_EXERCISE_
Reproduce every entry that follows word for word, but omit the images.

>> begin RECORDED DATA

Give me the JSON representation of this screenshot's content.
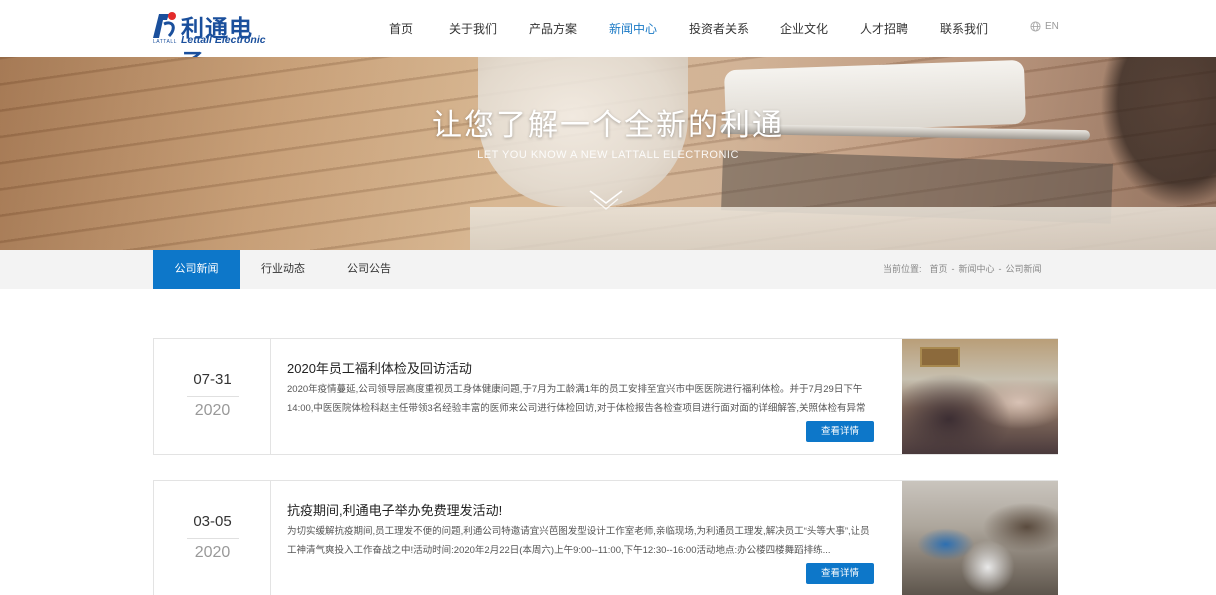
{
  "brand": {
    "name_cn": "利通电子",
    "name_en": "Lettall Electronic",
    "sub": "LATTALL",
    "color": "#1a4f9c"
  },
  "nav": {
    "items": [
      {
        "label": "首页",
        "active": false
      },
      {
        "label": "关于我们",
        "active": false
      },
      {
        "label": "产品方案",
        "active": false
      },
      {
        "label": "新闻中心",
        "active": true
      },
      {
        "label": "投资者关系",
        "active": false
      },
      {
        "label": "企业文化",
        "active": false
      },
      {
        "label": "人才招聘",
        "active": false
      },
      {
        "label": "联系我们",
        "active": false
      }
    ],
    "lang": "EN",
    "accent": "#1b7ac6"
  },
  "banner": {
    "title": "让您了解一个全新的利通",
    "subtitle": "LET YOU KNOW A NEW LATTALL ELECTRONIC"
  },
  "subnav": {
    "tabs": [
      {
        "label": "公司新闻",
        "active": true
      },
      {
        "label": "行业动态",
        "active": false
      },
      {
        "label": "公司公告",
        "active": false
      }
    ],
    "breadcrumb": {
      "prefix": "当前位置:",
      "items": [
        "首页",
        "新闻中心",
        "公司新闻"
      ],
      "sep": "-"
    },
    "accent": "#0d77c9"
  },
  "news": [
    {
      "date": "07-31",
      "year": "2020",
      "title": "2020年员工福利体检及回访活动",
      "summary": "2020年疫情蔓延,公司领导层高度重视员工身体健康问题,于7月为工龄满1年的员工安排至宜兴市中医医院进行福利体检。并于7月29日下午14:00,中医医院体检科赵主任带领3名经验丰富的医师来公司进行体检回访,对于体检报告各检查项目进行面对面的详细解答,关照体检有异常人员...",
      "more": "查看详情",
      "image": "health-check-photo"
    },
    {
      "date": "03-05",
      "year": "2020",
      "title": "抗疫期间,利通电子举办免费理发活动!",
      "summary": "为切实缓解抗疫期间,员工理发不便的问题,利通公司特邀请宜兴芭图发型设计工作室老师,亲临现场,为利通员工理发,解决员工“头等大事”,让员工神清气爽投入工作奋战之中!活动时间:2020年2月22日(本周六)上午9:00--11:00,下午12:30--16:00活动地点:办公楼四楼舞蹈排练...",
      "more": "查看详情",
      "image": "haircut-event-photo"
    }
  ]
}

>> end RECORDED DATA

_ANSWER TO THIS TASK_
Give me the JSON representation of this screenshot's content.
{
  "brand": {
    "name_cn": "利通电子",
    "name_en": "Lettall Electronic",
    "sub": "LATTALL",
    "color": "#1a4f9c"
  },
  "nav": {
    "items": [
      {
        "label": "首页",
        "active": false
      },
      {
        "label": "关于我们",
        "active": false
      },
      {
        "label": "产品方案",
        "active": false
      },
      {
        "label": "新闻中心",
        "active": true
      },
      {
        "label": "投资者关系",
        "active": false
      },
      {
        "label": "企业文化",
        "active": false
      },
      {
        "label": "人才招聘",
        "active": false
      },
      {
        "label": "联系我们",
        "active": false
      }
    ],
    "lang": "EN",
    "accent": "#1b7ac6"
  },
  "banner": {
    "title": "让您了解一个全新的利通",
    "subtitle": "LET YOU KNOW A NEW LATTALL ELECTRONIC"
  },
  "subnav": {
    "tabs": [
      {
        "label": "公司新闻",
        "active": true
      },
      {
        "label": "行业动态",
        "active": false
      },
      {
        "label": "公司公告",
        "active": false
      }
    ],
    "breadcrumb": {
      "prefix": "当前位置:",
      "items": [
        "首页",
        "新闻中心",
        "公司新闻"
      ],
      "sep": "-"
    },
    "accent": "#0d77c9"
  },
  "news": [
    {
      "date": "07-31",
      "year": "2020",
      "title": "2020年员工福利体检及回访活动",
      "summary": "2020年疫情蔓延,公司领导层高度重视员工身体健康问题,于7月为工龄满1年的员工安排至宜兴市中医医院进行福利体检。并于7月29日下午14:00,中医医院体检科赵主任带领3名经验丰富的医师来公司进行体检回访,对于体检报告各检查项目进行面对面的详细解答,关照体检有异常人员...",
      "more": "查看详情",
      "image": "health-check-photo"
    },
    {
      "date": "03-05",
      "year": "2020",
      "title": "抗疫期间,利通电子举办免费理发活动!",
      "summary": "为切实缓解抗疫期间,员工理发不便的问题,利通公司特邀请宜兴芭图发型设计工作室老师,亲临现场,为利通员工理发,解决员工“头等大事”,让员工神清气爽投入工作奋战之中!活动时间:2020年2月22日(本周六)上午9:00--11:00,下午12:30--16:00活动地点:办公楼四楼舞蹈排练...",
      "more": "查看详情",
      "image": "haircut-event-photo"
    }
  ]
}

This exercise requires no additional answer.